The request: Take the line containing "Extract the structured" and all lines after it, through the end of the material, and repeat them exactly, pictures left out.

Records from a collection:
● ● ● ● ● ● ●

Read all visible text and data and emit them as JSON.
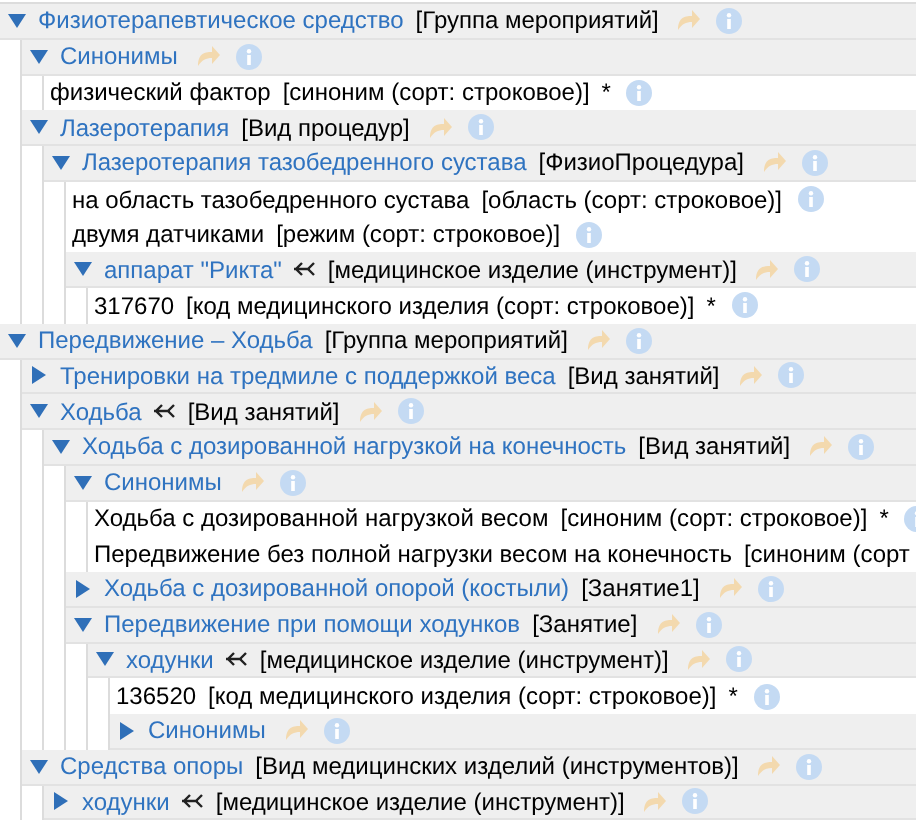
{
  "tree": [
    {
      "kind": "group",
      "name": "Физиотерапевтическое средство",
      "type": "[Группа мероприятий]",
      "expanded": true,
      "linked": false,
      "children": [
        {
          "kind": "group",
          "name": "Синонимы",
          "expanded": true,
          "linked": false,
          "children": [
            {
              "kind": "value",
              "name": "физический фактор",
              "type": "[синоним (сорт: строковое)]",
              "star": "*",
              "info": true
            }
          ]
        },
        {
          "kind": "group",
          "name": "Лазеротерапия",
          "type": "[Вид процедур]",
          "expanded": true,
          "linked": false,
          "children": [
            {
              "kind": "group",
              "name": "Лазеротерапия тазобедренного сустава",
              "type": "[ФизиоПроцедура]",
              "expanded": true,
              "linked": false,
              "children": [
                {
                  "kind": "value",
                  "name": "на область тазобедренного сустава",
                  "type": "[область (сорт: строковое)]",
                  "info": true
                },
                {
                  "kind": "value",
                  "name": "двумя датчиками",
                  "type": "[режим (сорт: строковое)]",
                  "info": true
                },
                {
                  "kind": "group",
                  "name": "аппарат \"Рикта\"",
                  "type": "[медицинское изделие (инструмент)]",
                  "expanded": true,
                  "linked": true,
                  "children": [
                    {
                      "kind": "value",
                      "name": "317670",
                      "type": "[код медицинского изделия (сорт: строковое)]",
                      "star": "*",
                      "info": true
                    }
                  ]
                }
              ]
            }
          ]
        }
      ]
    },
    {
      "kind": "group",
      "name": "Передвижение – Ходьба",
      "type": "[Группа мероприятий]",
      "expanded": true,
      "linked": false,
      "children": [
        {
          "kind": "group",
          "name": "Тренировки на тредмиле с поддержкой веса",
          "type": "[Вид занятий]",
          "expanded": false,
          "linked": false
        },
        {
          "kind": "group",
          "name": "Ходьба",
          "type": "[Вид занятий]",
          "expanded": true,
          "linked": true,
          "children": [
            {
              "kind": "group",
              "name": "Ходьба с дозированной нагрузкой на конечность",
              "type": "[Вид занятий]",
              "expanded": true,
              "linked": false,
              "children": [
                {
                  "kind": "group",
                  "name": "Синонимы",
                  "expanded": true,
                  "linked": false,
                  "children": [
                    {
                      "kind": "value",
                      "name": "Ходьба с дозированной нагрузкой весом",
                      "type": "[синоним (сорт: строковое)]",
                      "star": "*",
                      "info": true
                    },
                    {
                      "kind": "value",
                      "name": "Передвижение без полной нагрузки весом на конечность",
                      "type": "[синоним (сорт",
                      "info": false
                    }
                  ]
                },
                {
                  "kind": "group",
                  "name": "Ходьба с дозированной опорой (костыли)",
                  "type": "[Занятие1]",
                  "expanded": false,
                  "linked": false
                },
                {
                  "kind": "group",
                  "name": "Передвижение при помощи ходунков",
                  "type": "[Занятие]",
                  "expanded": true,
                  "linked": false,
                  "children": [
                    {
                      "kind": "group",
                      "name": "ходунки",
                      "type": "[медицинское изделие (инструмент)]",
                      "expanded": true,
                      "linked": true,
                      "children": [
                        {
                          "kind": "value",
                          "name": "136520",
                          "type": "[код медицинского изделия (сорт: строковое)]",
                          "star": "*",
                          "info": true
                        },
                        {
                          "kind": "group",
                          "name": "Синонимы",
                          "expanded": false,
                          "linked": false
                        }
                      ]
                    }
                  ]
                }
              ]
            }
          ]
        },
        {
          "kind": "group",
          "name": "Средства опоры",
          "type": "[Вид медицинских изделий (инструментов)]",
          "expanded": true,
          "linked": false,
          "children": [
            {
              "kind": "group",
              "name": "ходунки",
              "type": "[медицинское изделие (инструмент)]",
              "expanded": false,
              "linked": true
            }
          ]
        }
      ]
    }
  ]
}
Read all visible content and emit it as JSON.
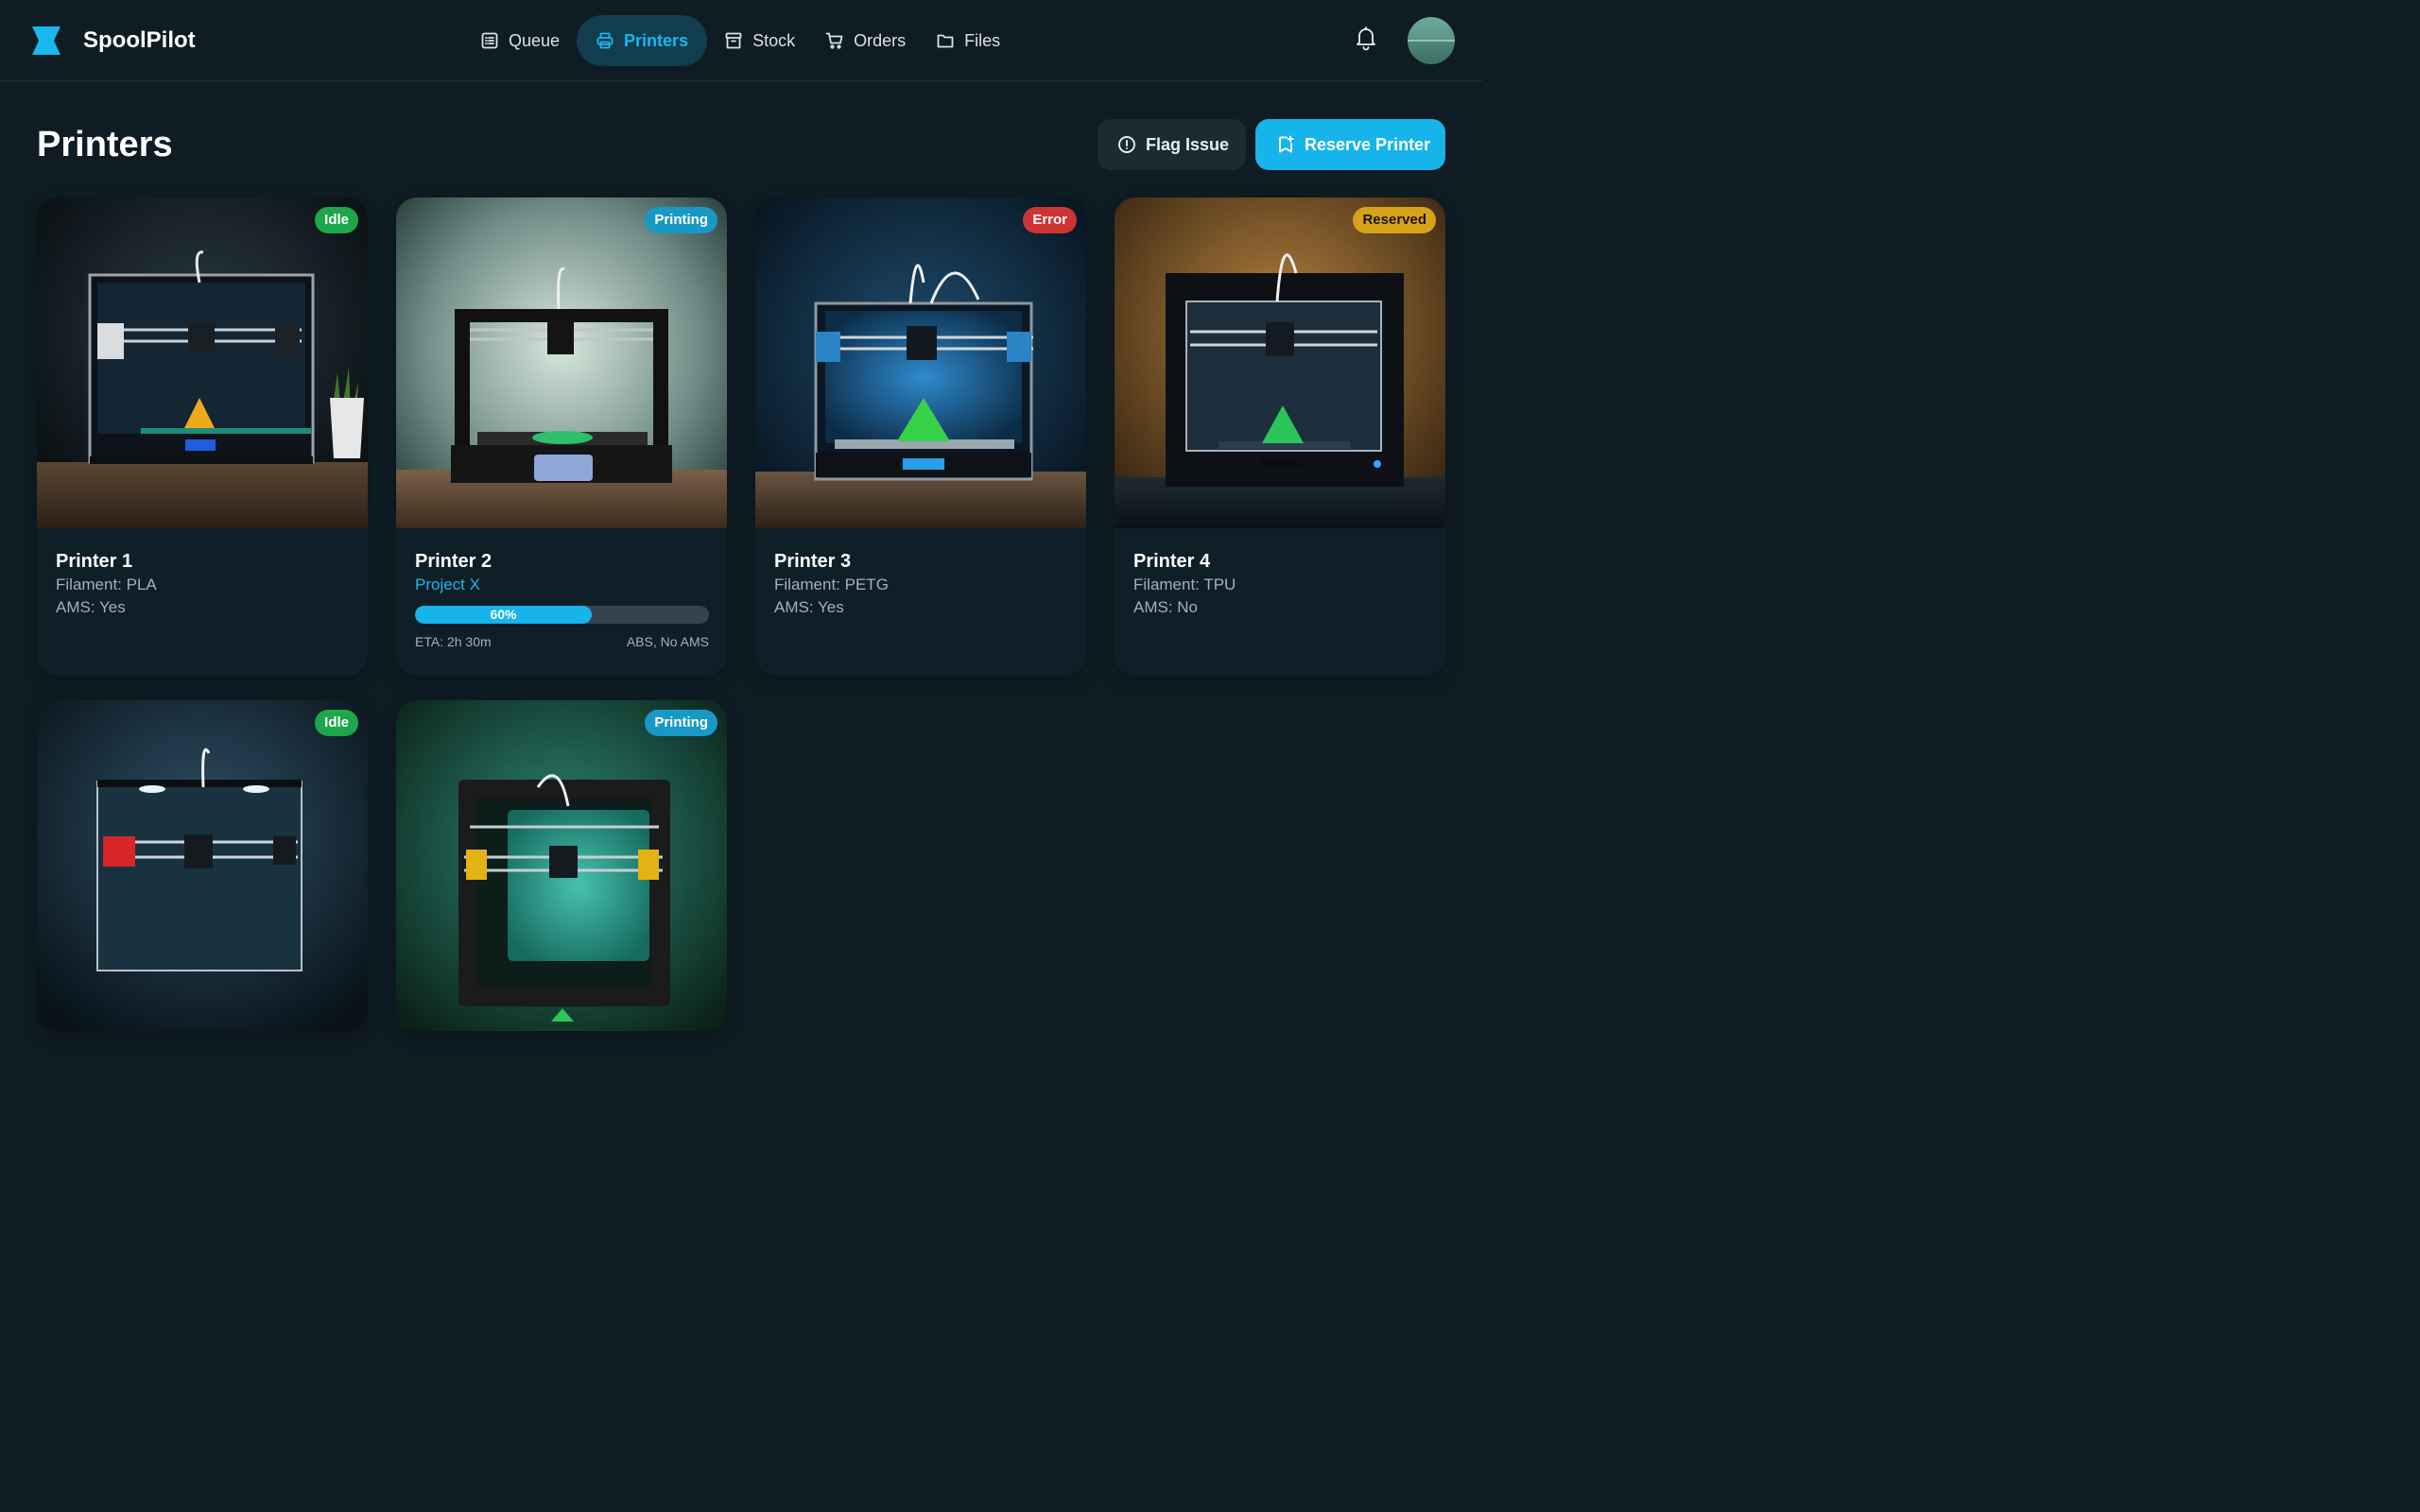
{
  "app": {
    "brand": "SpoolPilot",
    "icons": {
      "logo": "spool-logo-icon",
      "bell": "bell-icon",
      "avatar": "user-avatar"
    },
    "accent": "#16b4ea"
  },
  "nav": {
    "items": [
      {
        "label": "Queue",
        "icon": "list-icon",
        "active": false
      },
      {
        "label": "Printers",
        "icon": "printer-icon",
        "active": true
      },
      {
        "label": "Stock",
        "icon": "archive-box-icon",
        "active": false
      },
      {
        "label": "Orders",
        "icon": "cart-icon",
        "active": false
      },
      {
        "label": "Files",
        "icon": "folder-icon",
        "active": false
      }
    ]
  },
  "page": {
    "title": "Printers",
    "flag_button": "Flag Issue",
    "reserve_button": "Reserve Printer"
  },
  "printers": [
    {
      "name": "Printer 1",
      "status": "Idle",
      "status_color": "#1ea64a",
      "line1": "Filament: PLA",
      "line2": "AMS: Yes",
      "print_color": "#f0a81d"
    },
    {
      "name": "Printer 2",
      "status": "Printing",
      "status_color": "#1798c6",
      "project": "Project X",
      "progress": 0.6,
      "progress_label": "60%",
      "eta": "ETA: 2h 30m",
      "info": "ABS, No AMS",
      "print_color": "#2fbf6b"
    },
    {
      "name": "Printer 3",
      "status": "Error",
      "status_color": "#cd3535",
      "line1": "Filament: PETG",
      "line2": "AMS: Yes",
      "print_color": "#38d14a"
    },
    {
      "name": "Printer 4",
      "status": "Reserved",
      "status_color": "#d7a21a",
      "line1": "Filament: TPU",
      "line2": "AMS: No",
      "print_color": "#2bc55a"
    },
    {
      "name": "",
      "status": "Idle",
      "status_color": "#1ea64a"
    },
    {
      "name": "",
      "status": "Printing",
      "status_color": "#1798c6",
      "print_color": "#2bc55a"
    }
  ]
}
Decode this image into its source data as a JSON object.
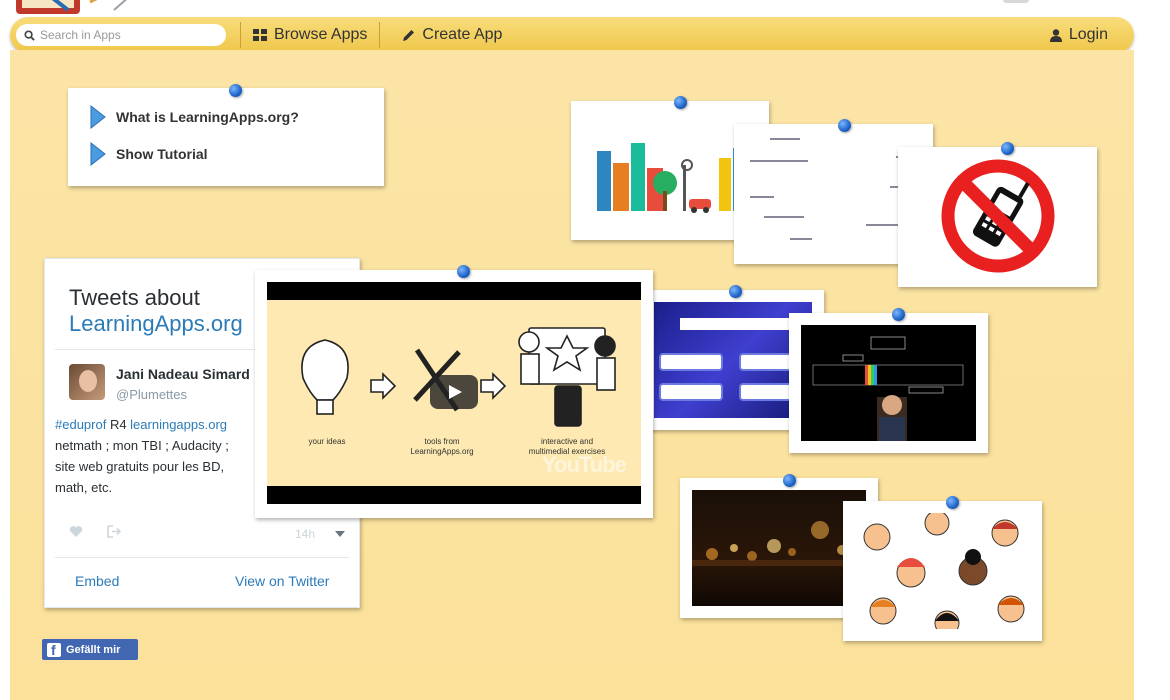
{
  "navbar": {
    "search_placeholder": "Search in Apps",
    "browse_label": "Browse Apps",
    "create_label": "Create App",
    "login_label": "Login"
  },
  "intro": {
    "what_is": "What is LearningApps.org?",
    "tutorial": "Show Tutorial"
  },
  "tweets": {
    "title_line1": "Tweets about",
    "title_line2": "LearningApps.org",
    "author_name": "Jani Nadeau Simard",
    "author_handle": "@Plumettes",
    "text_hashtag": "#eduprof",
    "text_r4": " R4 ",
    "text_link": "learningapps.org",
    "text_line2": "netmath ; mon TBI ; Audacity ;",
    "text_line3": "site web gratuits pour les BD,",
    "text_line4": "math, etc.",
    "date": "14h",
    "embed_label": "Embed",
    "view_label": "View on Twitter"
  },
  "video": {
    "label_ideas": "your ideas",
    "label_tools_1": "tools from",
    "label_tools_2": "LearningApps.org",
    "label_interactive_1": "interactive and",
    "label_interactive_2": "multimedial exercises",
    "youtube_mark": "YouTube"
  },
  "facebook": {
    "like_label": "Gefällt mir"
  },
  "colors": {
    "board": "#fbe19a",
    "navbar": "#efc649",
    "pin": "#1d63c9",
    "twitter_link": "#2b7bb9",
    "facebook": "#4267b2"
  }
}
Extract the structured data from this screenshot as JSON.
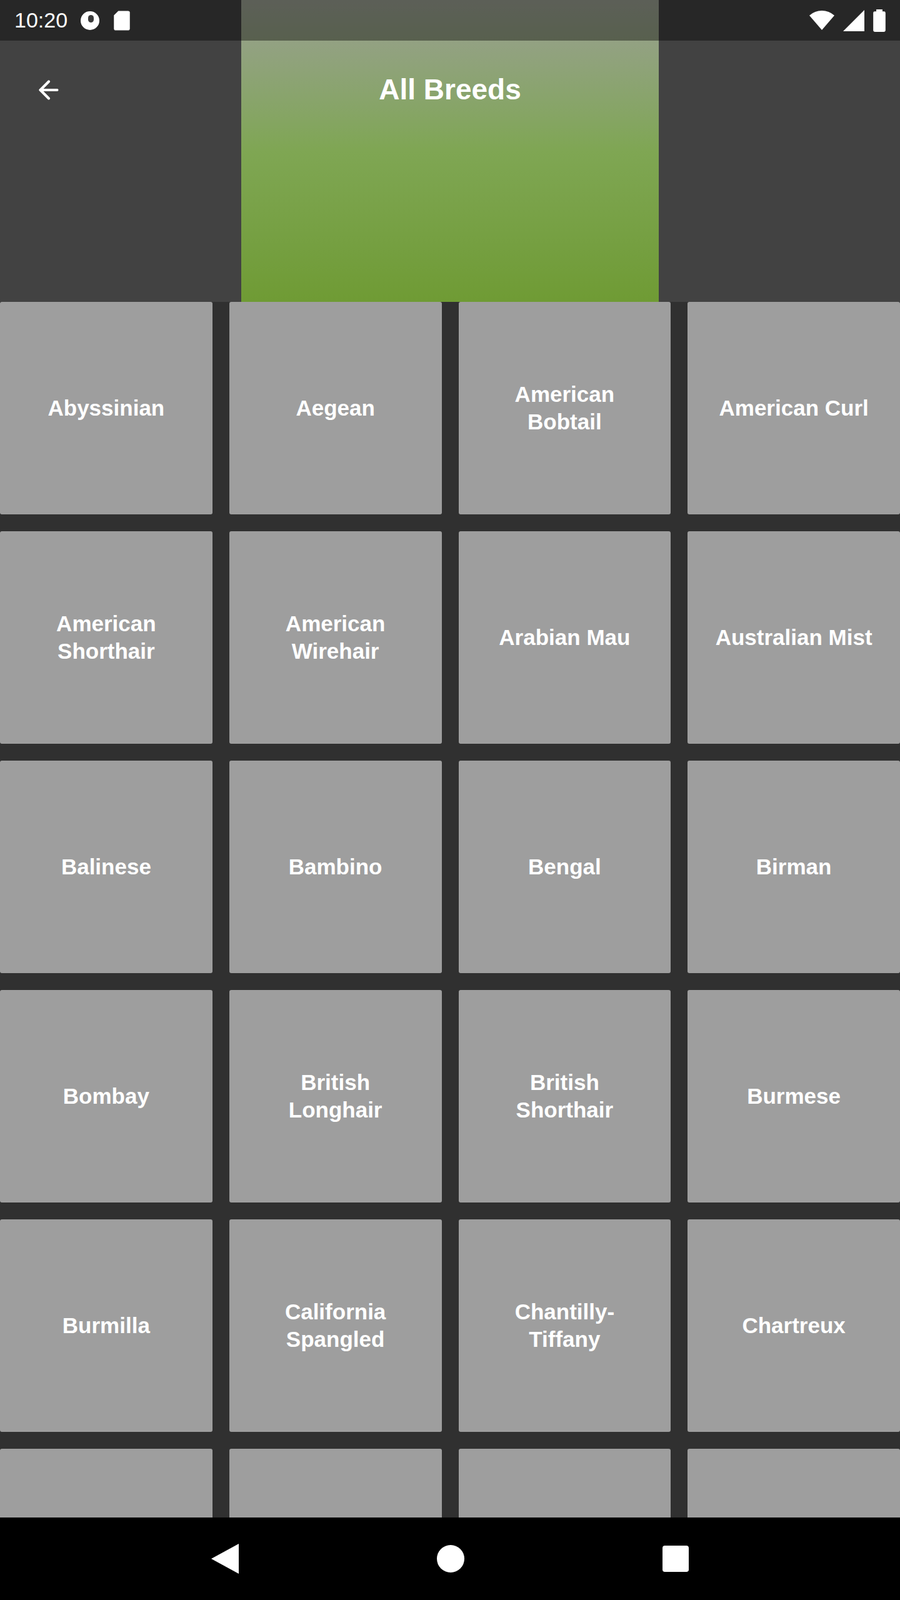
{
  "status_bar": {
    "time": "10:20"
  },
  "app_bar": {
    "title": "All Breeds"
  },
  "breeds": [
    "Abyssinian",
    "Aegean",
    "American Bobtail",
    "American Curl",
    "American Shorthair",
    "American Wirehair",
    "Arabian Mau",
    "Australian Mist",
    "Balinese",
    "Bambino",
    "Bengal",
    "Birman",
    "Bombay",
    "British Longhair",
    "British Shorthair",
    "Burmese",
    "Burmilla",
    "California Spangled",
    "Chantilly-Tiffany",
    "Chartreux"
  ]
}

● ● ● ● ● ● ●

Final result:
Extract the structured data from this screenshot as JSON.
{
  "status_bar": {
    "time": "10:20"
  },
  "app_bar": {
    "title": "All Breeds"
  },
  "breeds": [
    "Abyssinian",
    "Aegean",
    "American Bobtail",
    "American Curl",
    "American Shorthair",
    "American Wirehair",
    "Arabian Mau",
    "Australian Mist",
    "Balinese",
    "Bambino",
    "Bengal",
    "Birman",
    "Bombay",
    "British Longhair",
    "British Shorthair",
    "Burmese",
    "Burmilla",
    "California Spangled",
    "Chantilly-Tiffany",
    "Chartreux"
  ]
}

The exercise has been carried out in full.